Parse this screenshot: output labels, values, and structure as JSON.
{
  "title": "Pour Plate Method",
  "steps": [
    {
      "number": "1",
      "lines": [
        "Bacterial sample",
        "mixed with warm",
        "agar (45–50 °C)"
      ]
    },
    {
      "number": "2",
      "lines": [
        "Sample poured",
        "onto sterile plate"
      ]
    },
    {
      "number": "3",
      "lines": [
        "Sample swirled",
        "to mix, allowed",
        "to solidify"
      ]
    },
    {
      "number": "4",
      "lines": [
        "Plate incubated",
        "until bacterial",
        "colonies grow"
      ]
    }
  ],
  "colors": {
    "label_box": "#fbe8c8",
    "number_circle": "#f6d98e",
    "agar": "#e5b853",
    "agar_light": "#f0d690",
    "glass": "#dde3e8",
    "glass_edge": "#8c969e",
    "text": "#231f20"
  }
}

## BRIEF
Could you copy each line above word for word?

## ANSWER
Parse this screenshot: output labels, values, and structure as JSON.
{
  "title": "Pour Plate Method",
  "steps": [
    {
      "number": "1",
      "lines": [
        "Bacterial sample",
        "mixed with warm",
        "agar (45–50 °C)"
      ]
    },
    {
      "number": "2",
      "lines": [
        "Sample poured",
        "onto sterile plate"
      ]
    },
    {
      "number": "3",
      "lines": [
        "Sample swirled",
        "to mix, allowed",
        "to solidify"
      ]
    },
    {
      "number": "4",
      "lines": [
        "Plate incubated",
        "until bacterial",
        "colonies grow"
      ]
    }
  ],
  "colors": {
    "label_box": "#fbe8c8",
    "number_circle": "#f6d98e",
    "agar": "#e5b853",
    "agar_light": "#f0d690",
    "glass": "#dde3e8",
    "glass_edge": "#8c969e",
    "text": "#231f20"
  }
}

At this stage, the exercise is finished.